*** Block opens ***

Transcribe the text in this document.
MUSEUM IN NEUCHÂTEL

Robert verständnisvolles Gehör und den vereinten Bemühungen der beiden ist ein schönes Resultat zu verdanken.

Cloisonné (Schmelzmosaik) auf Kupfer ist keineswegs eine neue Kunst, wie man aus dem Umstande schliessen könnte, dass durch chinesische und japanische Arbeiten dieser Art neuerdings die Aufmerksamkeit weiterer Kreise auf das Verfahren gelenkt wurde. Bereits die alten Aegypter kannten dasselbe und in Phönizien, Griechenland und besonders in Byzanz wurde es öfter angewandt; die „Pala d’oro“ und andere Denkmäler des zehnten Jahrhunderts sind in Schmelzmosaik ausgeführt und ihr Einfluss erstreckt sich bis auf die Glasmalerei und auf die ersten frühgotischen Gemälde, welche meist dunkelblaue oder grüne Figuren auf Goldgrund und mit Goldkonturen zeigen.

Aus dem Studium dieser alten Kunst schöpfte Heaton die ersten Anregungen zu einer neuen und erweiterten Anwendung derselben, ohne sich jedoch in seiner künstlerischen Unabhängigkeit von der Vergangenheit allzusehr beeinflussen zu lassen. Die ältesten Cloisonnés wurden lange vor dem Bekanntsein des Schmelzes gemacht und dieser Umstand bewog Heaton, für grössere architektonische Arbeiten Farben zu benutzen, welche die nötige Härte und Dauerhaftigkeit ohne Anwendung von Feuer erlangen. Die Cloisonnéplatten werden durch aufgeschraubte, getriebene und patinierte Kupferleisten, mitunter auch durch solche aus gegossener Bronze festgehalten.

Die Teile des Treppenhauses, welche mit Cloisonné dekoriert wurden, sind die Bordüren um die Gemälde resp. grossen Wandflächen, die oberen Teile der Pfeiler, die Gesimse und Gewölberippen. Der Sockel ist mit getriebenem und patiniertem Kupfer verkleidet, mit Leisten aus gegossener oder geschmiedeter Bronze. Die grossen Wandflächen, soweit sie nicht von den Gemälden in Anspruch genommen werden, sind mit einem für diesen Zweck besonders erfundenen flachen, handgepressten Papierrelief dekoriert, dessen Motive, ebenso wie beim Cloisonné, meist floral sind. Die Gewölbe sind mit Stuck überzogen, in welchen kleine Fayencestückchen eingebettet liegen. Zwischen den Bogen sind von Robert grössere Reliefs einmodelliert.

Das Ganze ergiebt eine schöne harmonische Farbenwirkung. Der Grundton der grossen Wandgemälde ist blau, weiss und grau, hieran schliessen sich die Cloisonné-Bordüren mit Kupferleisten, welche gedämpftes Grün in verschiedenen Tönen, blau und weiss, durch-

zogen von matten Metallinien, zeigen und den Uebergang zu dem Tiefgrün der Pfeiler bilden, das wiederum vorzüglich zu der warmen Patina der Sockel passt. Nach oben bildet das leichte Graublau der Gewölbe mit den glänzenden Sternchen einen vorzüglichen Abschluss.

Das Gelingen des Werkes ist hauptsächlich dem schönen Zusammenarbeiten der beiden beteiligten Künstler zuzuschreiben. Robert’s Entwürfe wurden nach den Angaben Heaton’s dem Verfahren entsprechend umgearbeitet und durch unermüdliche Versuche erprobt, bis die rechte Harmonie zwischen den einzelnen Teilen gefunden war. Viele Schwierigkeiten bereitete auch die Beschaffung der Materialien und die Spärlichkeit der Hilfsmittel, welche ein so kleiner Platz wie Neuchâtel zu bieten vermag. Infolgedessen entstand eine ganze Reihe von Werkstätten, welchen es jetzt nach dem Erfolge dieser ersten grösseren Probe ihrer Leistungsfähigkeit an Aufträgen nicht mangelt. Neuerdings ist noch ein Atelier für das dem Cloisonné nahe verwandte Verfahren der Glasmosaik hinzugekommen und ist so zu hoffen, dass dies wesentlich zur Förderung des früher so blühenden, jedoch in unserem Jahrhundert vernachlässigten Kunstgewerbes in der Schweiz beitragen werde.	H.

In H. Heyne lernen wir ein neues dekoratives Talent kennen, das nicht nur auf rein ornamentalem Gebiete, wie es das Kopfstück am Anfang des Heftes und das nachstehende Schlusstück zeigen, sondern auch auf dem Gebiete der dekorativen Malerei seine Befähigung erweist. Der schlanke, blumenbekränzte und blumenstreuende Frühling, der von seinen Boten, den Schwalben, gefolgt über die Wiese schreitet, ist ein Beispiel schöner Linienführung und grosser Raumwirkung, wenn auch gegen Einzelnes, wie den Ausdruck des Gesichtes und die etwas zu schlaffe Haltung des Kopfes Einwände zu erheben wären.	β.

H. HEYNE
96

*** Block closes ***

▸ Problem
Extract, word for word, each line of the listing above.

▸ Output below
Transcribe the text in this document.
MUSEUM IN NEUCHÂTEL

Robert verständnisvolles Gehör und den vereinten Bemühungen der beiden ist ein schönes Resultat zu verdanken.

Cloisonné (Schmelzmosaik) auf Kupfer ist keineswegs eine neue Kunst, wie man aus dem Umstande schliessen könnte, dass durch chinesische und japanische Arbeiten dieser Art neuerdings die Aufmerksamkeit weiterer Kreise auf das Verfahren gelenkt wurde. Bereits die alten Aegypter kannten dasselbe und in Phönizien, Griechenland und besonders in Byzanz wurde es öfter angewandt; die „Pala d’oro“ und andere Denkmäler des zehnten Jahrhunderts sind in Schmelzmosaik ausgeführt und ihr Einfluss erstreckt sich bis auf die Glasmalerei und auf die ersten frühgotischen Gemälde, welche meist dunkelblaue oder grüne Figuren auf Goldgrund und mit Goldkonturen zeigen.

Aus dem Studium dieser alten Kunst schöpfte Heaton die ersten Anregungen zu einer neuen und erweiterten Anwendung derselben, ohne sich jedoch in seiner künstlerischen Unabhängigkeit von der Vergangenheit allzusehr beeinflussen zu lassen. Die ältesten Cloisonnés wurden lange vor dem Bekanntsein des Schmelzes gemacht und dieser Umstand bewog Heaton, für grössere architektonische Arbeiten Farben zu benutzen, welche die nötige Härte und Dauerhaftigkeit ohne Anwendung von Feuer erlangen. Die Cloisonnéplatten werden durch aufgeschraubte, getriebene und patinierte Kupferleisten, mitunter auch durch solche aus gegossener Bronze festgehalten.

Die Teile des Treppenhauses, welche mit Cloisonné dekoriert wurden, sind die Bordüren um die Gemälde resp. grossen Wandflächen, die oberen Teile der Pfeiler, die Gesimse und Gewölberippen. Der Sockel ist mit getriebenem und patiniertem Kupfer verkleidet, mit Leisten aus gegossener oder geschmiedeter Bronze. Die grossen Wandflächen, soweit sie nicht von den Gemälden in Anspruch genommen werden, sind mit einem für diesen Zweck besonders erfundenen flachen, handgepressten Papierrelief dekoriert, dessen Motive, ebenso wie beim Cloisonné, meist floral sind. Die Gewölbe sind mit Stuck überzogen, in welchen kleine Fayencestückchen eingebettet liegen. Zwischen den Bogen sind von Robert grössere Reliefs einmodelliert.

Das Ganze ergiebt eine schöne harmonische Farbenwirkung. Der Grundton der grossen Wandgemälde ist blau, weiss und grau, hieran schliessen sich die Cloisonné-Bordüren mit Kupferleisten, welche gedämpftes Grün in verschiedenen Tönen, blau und weiss, durch-

zogen von matten Metallinien, zeigen und den Uebergang zu dem Tiefgrün der Pfeiler bilden, das wiederum vorzüglich zu der warmen Patina der Sockel passt. Nach oben bildet das leichte Graublau der Gewölbe mit den glänzenden Sternchen einen vorzüglichen Abschluss.

Das Gelingen des Werkes ist hauptsächlich dem schönen Zusammenarbeiten der beiden beteiligten Künstler zuzuschreiben. Robert’s Entwürfe wurden nach den Angaben Heaton’s dem Verfahren entsprechend umgearbeitet und durch unermüdliche Versuche erprobt, bis die rechte Harmonie zwischen den einzelnen Teilen gefunden war. Viele Schwierigkeiten bereitete auch die Beschaffung der Materialien und die Spärlichkeit der Hilfsmittel, welche ein so kleiner Platz wie Neuchâtel zu bieten vermag. Infolgedessen entstand eine ganze Reihe von Werkstätten, welchen es jetzt nach dem Erfolge dieser ersten grösseren Probe ihrer Leistungsfähigkeit an Aufträgen nicht mangelt. Neuerdings ist noch ein Atelier für das dem Cloisonné nahe verwandte Verfahren der Glasmosaik hinzugekommen und ist so zu hoffen, dass dies wesentlich zur Förderung des früher so blühenden, jedoch in unserem Jahrhundert vernachlässigten Kunstgewerbes in der Schweiz beitragen werde.	H.

In H. Heyne lernen wir ein neues dekoratives Talent kennen, das nicht nur auf rein ornamentalem Gebiete, wie es das Kopfstück am Anfang des Heftes und das nachstehende Schlusstück zeigen, sondern auch auf dem Gebiete der dekorativen Malerei seine Befähigung erweist. Der schlanke, blumenbekränzte und blumenstreuende Frühling, der von seinen Boten, den Schwalben, gefolgt über die Wiese schreitet, ist ein Beispiel schöner Linienführung und grosser Raumwirkung, wenn auch gegen Einzelnes, wie den Ausdruck des Gesichtes und die etwas zu schlaffe Haltung des Kopfes Einwände zu erheben wären.	β.

H. HEYNE
96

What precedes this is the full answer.